■ To do ■
Set down the records once more, please, exactly and with the pictures left out.
☆ ☆ ☆ ☆
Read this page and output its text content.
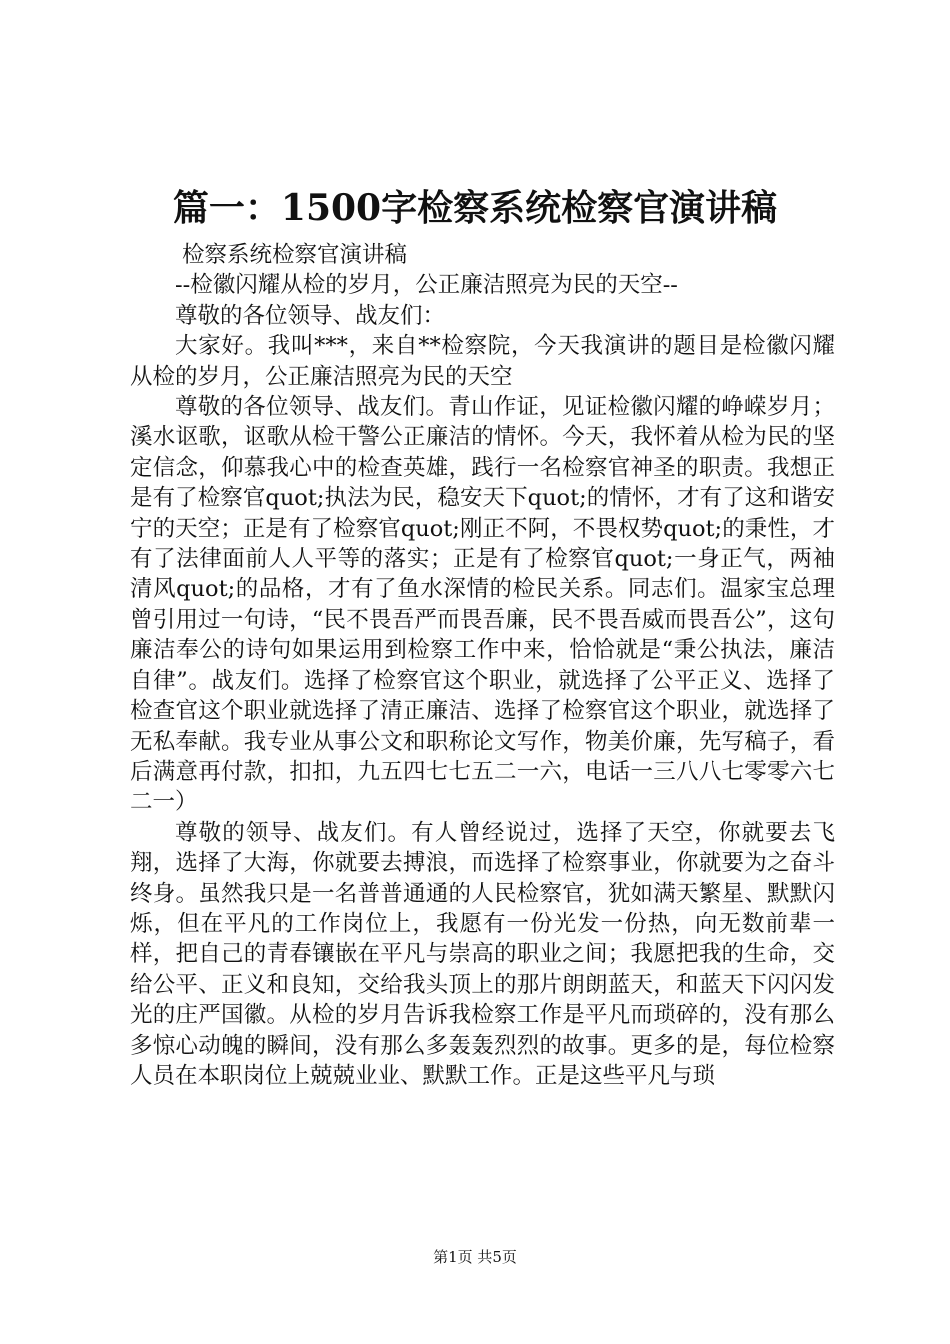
篇一：1500字检察系统检察官演讲稿

检察系统检察官演讲稿

--检徽闪耀从检的岁月，公正廉洁照亮为民的天空--

尊敬的各位领导、战友们：

大家好。我叫***，来自**检察院，今天我演讲的题目是检徽闪耀从检的岁月，公正廉洁照亮为民的天空

尊敬的各位领导、战友们。青山作证，见证检徽闪耀的峥嵘岁月；溪水讴歌，讴歌从检干警公正廉洁的情怀。今天，我怀着从检为民的坚定信念，仰慕我心中的检查英雄，践行一名检察官神圣的职责。我想正是有了检察官quot;执法为民，稳安天下quot;的情怀，才有了这和谐安宁的天空；正是有了检察官quot;刚正不阿，不畏权势quot;的秉性，才有了法律面前人人平等的落实；正是有了检察官quot;一身正气，两袖清风quot;的品格，才有了鱼水深情的检民关系。同志们。温家宝总理曾引用过一句诗，“民不畏吾严而畏吾廉，民不畏吾威而畏吾公”，这句廉洁奉公的诗句如果运用到检察工作中来，恰恰就是“秉公执法，廉洁自律”。战友们。选择了检察官这个职业，就选择了公平正义、选择了检查官这个职业就选择了清正廉洁、选择了检察官这个职业，就选择了无私奉献。我专业从事公文和职称论文写作，物美价廉，先写稿子，看后满意再付款，扣扣，九五四七七五二一六，电话一三八八七零零六七二一）

尊敬的领导、战友们。有人曾经说过，选择了天空，你就要去飞翔，选择了大海，你就要去搏浪，而选择了检察事业，你就要为之奋斗终身。虽然我只是一名普普通通的人民检察官，犹如满天繁星、默默闪烁，但在平凡的工作岗位上，我愿有一份光发一份热，向无数前辈一样，把自己的青春镶嵌在平凡与崇高的职业之间；我愿把我的生命，交给公平、正义和良知，交给我头顶上的那片朗朗蓝天，和蓝天下闪闪发光的庄严国徽。从检的岁月告诉我检察工作是平凡而琐碎的，没有那么多惊心动魄的瞬间，没有那么多轰轰烈烈的故事。更多的是，每位检察人员在本职岗位上兢兢业业、默默工作。正是这些平凡与琐

第1页 共5页
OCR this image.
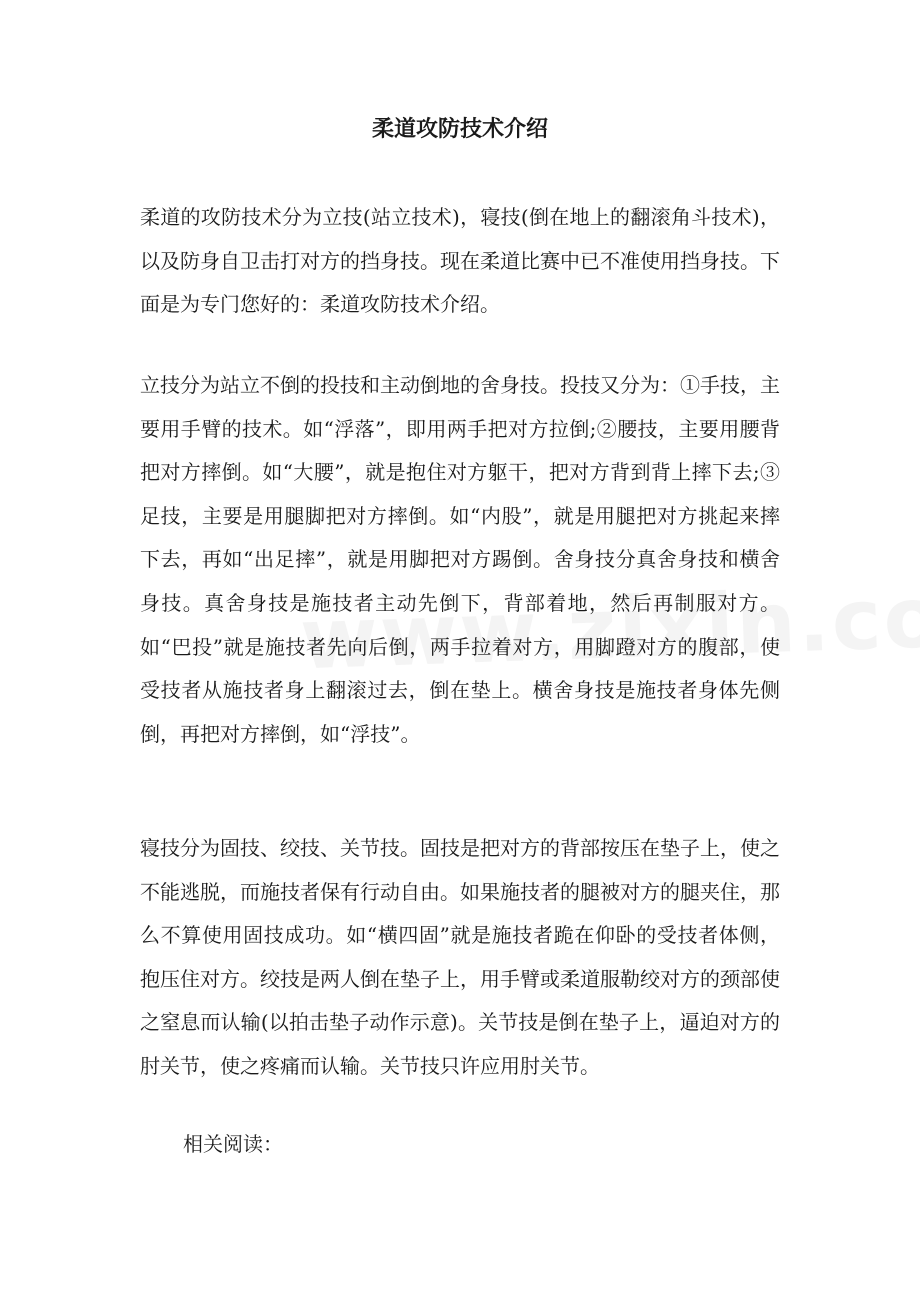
柔道攻防技术介绍

柔道的攻防技术分为立技(站立技术)，寝技(倒在地上的翻滚角斗技术)，以及防身自卫击打对方的挡身技。现在柔道比赛中已不准使用挡身技。下面是为专门您好的：柔道攻防技术介绍。

立技分为站立不倒的投技和主动倒地的舍身技。投技又分为：①手技，主要用手臂的技术。如“浮落”，即用两手把对方拉倒;②腰技，主要用腰背把对方摔倒。如“大腰”，就是抱住对方躯干，把对方背到背上摔下去;③足技，主要是用腿脚把对方摔倒。如“内股”，就是用腿把对方挑起来摔下去，再如“出足摔”，就是用脚把对方踢倒。舍身技分真舍身技和横舍身技。真舍身技是施技者主动先倒下，背部着地，然后再制服对方。如“巴投”就是施技者先向后倒，两手拉着对方，用脚蹬对方的腹部，使受技者从施技者身上翻滚过去，倒在垫上。横舍身技是施技者身体先侧倒，再把对方摔倒，如“浮技”。

寝技分为固技、绞技、关节技。固技是把对方的背部按压在垫子上，使之不能逃脱，而施技者保有行动自由。如果施技者的腿被对方的腿夹住，那么不算使用固技成功。如“横四固”就是施技者跪在仰卧的受技者体侧，抱压住对方。绞技是两人倒在垫子上，用手臂或柔道服勒绞对方的颈部使之窒息而认输(以拍击垫子动作示意)。关节技是倒在垫子上，逼迫对方的肘关节，使之疼痛而认输。关节技只许应用肘关节。

相关阅读：
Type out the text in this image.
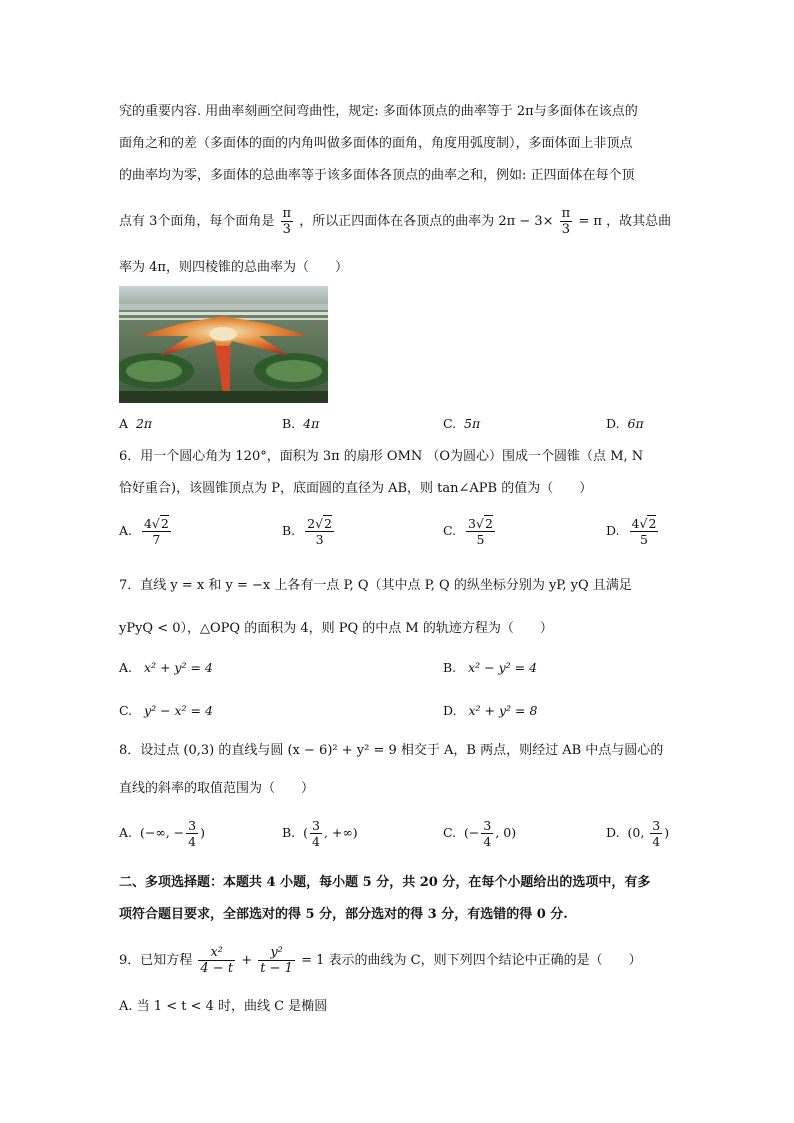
究的重要内容. 用曲率刻画空间弯曲性，规定: 多面体顶点的曲率等于 2π与多面体在该点的
面角之和的差（多面体的面的内角叫做多面体的面角，角度用弧度制），多面体面上非顶点
的曲率均为零，多面体的总曲率等于该多面体各顶点的曲率之和，例如: 正四面体在每个顶
点有 3个面角，每个面角是 $\frac{\pi}{3}$ ，所以正四面体在各顶点的曲率为 $2\pi - 3\times \frac{\pi}{3} = \pi$ ，故其总曲
率为 4π，则四棱锥的总曲率为（　　）
A 2π	B. 4π	C. 5π	D. 6π
6．用一个圆心角为 120°，面积为 3π 的扇形 OMN （O为圆心）围成一个圆锥（点 M, N
恰好重合)，该圆锥顶点为 P，底面圆的直径为 AB，则 tan∠APB 的值为（　　）
A. $\frac{4√2}{7}$	B. $\frac{2√2}{3}$	C. $\frac{3√2}{5}$	D. $\frac{4√2}{5}$
7．直线 y = x 和 y = −x 上各有一点 P, Q（其中点 P, Q 的纵坐标分别为 yP, yQ 且满足
yPyQ < 0），△OPQ 的面积为 4，则 PQ 的中点 M 的轨迹方程为（　　）
A. x² + y² = 4	B. x² − y² = 4
C. y² − x² = 4	D. x² + y² = 8
8．设过点 (0,3) 的直线与圆 (x − 6)² + y² = 9 相交于 A，B 两点，则经过 AB 中点与圆心的
直线的斜率的取值范围为（　　）
A. (−∞, − $\frac{3}{4}$ )	B. ( $\frac{3}{4}$ , +∞)	C. (− $\frac{3}{4}$ , 0)	D. (0, $\frac{3}{4}$ )
二、多项选择题：本题共 4 小题，每小题 5 分，共 20 分，在每个小题给出的选项中，有多
项符合题目要求，全部选对的得 5 分，部分选对的得 3 分，有选错的得 0 分.
9．已知方程 $\frac{\text{x²}}{4 - t} + \frac{\text{y²}}{t - 1} = 1$ 表示的曲线为 C，则下列四个结论中正确的是（　　）
A. 当 1 < t < 4 时，曲线 C 是椭圆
☆ ☆ ☆ ☆
■ Problem solution ■
Read this page and output its text content.
篇一：1500字检察系统检察官演讲稿

检察系统检察官演讲稿

--检徽闪耀从检的岁月，公正廉洁照亮为民的天空--

尊敬的各位领导、战友们：

大家好。我叫***，来自**检察院，今天我演讲的题目是检徽闪耀从检的岁月，公正廉洁照亮为民的天空

尊敬的各位领导、战友们。青山作证，见证检徽闪耀的峥嵘岁月；溪水讴歌，讴歌从检干警公正廉洁的情怀。今天，我怀着从检为民的坚定信念，仰慕我心中的检查英雄，践行一名检察官神圣的职责。我想正是有了检察官quot;执法为民，稳安天下quot;的情怀，才有了这和谐安宁的天空；正是有了检察官quot;刚正不阿，不畏权势quot;的秉性，才有了法律面前人人平等的落实；正是有了检察官quot;一身正气，两袖清风quot;的品格，才有了鱼水深情的检民关系。同志们。温家宝总理曾引用过一句诗，“民不畏吾严而畏吾廉，民不畏吾威而畏吾公”，这句廉洁奉公的诗句如果运用到检察工作中来，恰恰就是“秉公执法，廉洁自律”。战友们。选择了检察官这个职业，就选择了公平正义、选择了检查官这个职业就选择了清正廉洁、选择了检察官这个职业，就选择了无私奉献。我专业从事公文和职称论文写作，物美价廉，先写稿子，看后满意再付款，扣扣，九五四七七五二一六，电话一三八八七零零六七二一）

尊敬的领导、战友们。有人曾经说过，选择了天空，你就要去飞翔，选择了大海，你就要去搏浪，而选择了检察事业，你就要为之奋斗终身。虽然我只是一名普普通通的人民检察官，犹如满天繁星、默默闪烁，但在平凡的工作岗位上，我愿有一份光发一份热，向无数前辈一样，把自己的青春镶嵌在平凡与崇高的职业之间；我愿把我的生命，交给公平、正义和良知，交给我头顶上的那片朗朗蓝天，和蓝天下闪闪发光的庄严国徽。从检的岁月告诉我检察工作是平凡而琐碎的，没有那么多惊心动魄的瞬间，没有那么多轰轰烈烈的故事。更多的是，每位检察人员在本职岗位上兢兢业业、默默工作。正是这些平凡与琐

第1页 共5页
OCR this image.
柔道攻防技术介绍

柔道的攻防技术分为立技(站立技术)，寝技(倒在地上的翻滚角斗技术)，以及防身自卫击打对方的挡身技。现在柔道比赛中已不准使用挡身技。下面是为专门您好的：柔道攻防技术介绍。

立技分为站立不倒的投技和主动倒地的舍身技。投技又分为：①手技，主要用手臂的技术。如“浮落”，即用两手把对方拉倒;②腰技，主要用腰背把对方摔倒。如“大腰”，就是抱住对方躯干，把对方背到背上摔下去;③足技，主要是用腿脚把对方摔倒。如“内股”，就是用腿把对方挑起来摔下去，再如“出足摔”，就是用脚把对方踢倒。舍身技分真舍身技和横舍身技。真舍身技是施技者主动先倒下，背部着地，然后再制服对方。如“巴投”就是施技者先向后倒，两手拉着对方，用脚蹬对方的腹部，使受技者从施技者身上翻滚过去，倒在垫上。横舍身技是施技者身体先侧倒，再把对方摔倒，如“浮技”。

寝技分为固技、绞技、关节技。固技是把对方的背部按压在垫子上，使之不能逃脱，而施技者保有行动自由。如果施技者的腿被对方的腿夹住，那么不算使用固技成功。如“横四固”就是施技者跪在仰卧的受技者体侧，抱压住对方。绞技是两人倒在垫子上，用手臂或柔道服勒绞对方的颈部使之窒息而认输(以拍击垫子动作示意)。关节技是倒在垫子上，逼迫对方的肘关节，使之疼痛而认输。关节技只许应用肘关节。

相关阅读：
Type out the text in this image.
究的重要内容. 用曲率刻画空间弯曲性，规定: 多面体顶点的曲率等于 2π与多面体在该点的
面角之和的差（多面体的面的内角叫做多面体的面角，角度用弧度制），多面体面上非顶点
的曲率均为零，多面体的总曲率等于该多面体各顶点的曲率之和，例如: 正四面体在每个顶
点有 3个面角，每个面角是 $\frac{\pi}{3}$ ，所以正四面体在各顶点的曲率为 $2\pi - 3\times \frac{\pi}{3} = \pi$ ，故其总曲
率为 4π，则四棱锥的总曲率为（　　）
A 2π	B. 4π	C. 5π	D. 6π
6．用一个圆心角为 120°，面积为 3π 的扇形 OMN （O为圆心）围成一个圆锥（点 M, N
恰好重合)，该圆锥顶点为 P，底面圆的直径为 AB，则 tan∠APB 的值为（　　）
A. $\frac{4√2}{7}$	B. $\frac{2√2}{3}$	C. $\frac{3√2}{5}$	D. $\frac{4√2}{5}$
7．直线 y = x 和 y = −x 上各有一点 P, Q（其中点 P, Q 的纵坐标分别为 yP, yQ 且满足
yPyQ < 0），△OPQ 的面积为 4，则 PQ 的中点 M 的轨迹方程为（　　）
A. x² + y² = 4	B. x² − y² = 4
C. y² − x² = 4	D. x² + y² = 8
8．设过点 (0,3) 的直线与圆 (x − 6)² + y² = 9 相交于 A，B 两点，则经过 AB 中点与圆心的
直线的斜率的取值范围为（　　）
A. (−∞, − $\frac{3}{4}$ )	B. ( $\frac{3}{4}$ , +∞)	C. (− $\frac{3}{4}$ , 0)	D. (0, $\frac{3}{4}$ )
二、多项选择题：本题共 4 小题，每小题 5 分，共 20 分，在每个小题给出的选项中，有多
项符合题目要求，全部选对的得 5 分，部分选对的得 3 分，有选错的得 0 分.
9．已知方程 $\frac{\text{x²}}{4 - t} + \frac{\text{y²}}{t - 1} = 1$ 表示的曲线为 C，则下列四个结论中正确的是（　　）
A. 当 1 < t < 4 时，曲线 C 是椭圆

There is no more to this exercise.